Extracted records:
-*-*-
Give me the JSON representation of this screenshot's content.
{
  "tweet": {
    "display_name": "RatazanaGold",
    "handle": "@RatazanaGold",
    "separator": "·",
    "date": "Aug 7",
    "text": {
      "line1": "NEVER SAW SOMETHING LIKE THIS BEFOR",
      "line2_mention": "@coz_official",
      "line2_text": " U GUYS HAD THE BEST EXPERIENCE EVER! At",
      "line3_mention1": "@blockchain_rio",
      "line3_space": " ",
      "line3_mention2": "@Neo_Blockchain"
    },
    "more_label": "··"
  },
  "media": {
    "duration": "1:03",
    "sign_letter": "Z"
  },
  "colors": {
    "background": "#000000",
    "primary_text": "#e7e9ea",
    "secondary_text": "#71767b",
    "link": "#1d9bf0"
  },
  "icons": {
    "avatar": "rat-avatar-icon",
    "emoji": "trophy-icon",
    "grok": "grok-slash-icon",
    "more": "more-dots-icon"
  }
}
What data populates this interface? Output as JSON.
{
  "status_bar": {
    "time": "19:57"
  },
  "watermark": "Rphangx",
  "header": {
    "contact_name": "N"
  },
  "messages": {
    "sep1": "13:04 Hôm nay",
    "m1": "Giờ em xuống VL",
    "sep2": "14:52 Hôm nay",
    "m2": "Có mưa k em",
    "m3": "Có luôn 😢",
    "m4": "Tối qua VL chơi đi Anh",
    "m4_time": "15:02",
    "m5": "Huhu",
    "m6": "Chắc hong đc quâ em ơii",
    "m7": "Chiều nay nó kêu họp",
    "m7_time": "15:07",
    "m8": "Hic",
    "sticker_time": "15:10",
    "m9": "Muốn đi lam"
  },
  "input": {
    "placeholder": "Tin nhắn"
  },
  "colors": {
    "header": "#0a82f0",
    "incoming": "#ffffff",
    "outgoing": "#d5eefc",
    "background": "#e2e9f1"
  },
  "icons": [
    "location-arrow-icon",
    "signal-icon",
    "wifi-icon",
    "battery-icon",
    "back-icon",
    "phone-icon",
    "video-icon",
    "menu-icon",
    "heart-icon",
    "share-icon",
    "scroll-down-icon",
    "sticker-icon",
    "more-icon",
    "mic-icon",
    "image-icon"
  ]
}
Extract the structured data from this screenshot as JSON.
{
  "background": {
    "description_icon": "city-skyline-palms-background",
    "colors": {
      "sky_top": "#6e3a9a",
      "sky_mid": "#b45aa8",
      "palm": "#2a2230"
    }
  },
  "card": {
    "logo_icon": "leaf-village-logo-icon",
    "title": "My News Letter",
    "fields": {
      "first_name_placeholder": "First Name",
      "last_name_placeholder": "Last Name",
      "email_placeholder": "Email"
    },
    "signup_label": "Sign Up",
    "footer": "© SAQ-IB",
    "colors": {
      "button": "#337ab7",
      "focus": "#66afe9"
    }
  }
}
-*-*-
_Problem to work on:_
Above are the records. Identify each line that contains the word "JSON".

_Output for this exercise:_
Give me the JSON representation of this screenshot's content.
What data populates this interface? Output as JSON.
Extract the structured data from this screenshot as JSON.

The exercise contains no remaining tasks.